- [Aim of the task] List the lines of this listing that hold the word "Years".
==== Data listing
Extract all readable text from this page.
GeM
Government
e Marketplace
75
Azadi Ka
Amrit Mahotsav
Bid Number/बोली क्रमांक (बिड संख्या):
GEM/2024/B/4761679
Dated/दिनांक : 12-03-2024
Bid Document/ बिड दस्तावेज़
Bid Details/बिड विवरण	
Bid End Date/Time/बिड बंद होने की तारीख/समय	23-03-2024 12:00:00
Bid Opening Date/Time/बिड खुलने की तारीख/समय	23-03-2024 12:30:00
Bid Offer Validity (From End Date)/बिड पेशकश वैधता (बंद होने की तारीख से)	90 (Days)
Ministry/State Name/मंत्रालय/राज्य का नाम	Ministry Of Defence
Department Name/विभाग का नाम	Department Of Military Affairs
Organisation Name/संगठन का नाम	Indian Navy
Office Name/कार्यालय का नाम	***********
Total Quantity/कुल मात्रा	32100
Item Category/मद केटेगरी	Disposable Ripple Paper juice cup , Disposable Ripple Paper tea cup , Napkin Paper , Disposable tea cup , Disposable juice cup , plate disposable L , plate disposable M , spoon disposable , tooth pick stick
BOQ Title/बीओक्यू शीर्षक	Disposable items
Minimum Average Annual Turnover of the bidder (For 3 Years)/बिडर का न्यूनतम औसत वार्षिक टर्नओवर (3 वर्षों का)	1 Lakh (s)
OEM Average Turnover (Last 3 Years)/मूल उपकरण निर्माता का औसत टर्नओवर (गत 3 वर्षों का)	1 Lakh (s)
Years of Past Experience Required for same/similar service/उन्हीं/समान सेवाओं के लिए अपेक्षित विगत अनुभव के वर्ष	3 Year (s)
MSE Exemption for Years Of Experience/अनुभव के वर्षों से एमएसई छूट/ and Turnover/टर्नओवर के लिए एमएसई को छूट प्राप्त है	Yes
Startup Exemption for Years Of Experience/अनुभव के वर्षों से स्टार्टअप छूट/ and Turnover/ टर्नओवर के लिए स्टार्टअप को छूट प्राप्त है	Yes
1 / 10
========
- [Written answer]
Minimum Average Annual Turnover of the bidder (For 3 Years)/बिडर का न्यूनतम औसत वार्षिक टर्नओवर (3 वर्षों का)	1 Lakh (s)
OEM Average Turnover (Last 3 Years)/मूल उपकरण निर्माता का औसत टर्नओवर (गत 3 वर्षों का)	1 Lakh (s)
Years of Past Experience Required for same/similar service/उन्हीं/समान सेवाओं के लिए अपेक्षित विगत अनुभव के वर्ष	3 Year (s)
MSE Exemption for Years Of Experience/अनुभव के वर्षों से एमएसई छूट/ and Turnover/टर्नओवर के लिए एमएसई को छूट प्राप्त है	Yes
Startup Exemption for Years Of Experience/अनुभव के वर्षों से स्टार्टअप छूट/ and Turnover/ टर्नओवर के लिए स्टार्टअप को छूट प्राप्त है	Yes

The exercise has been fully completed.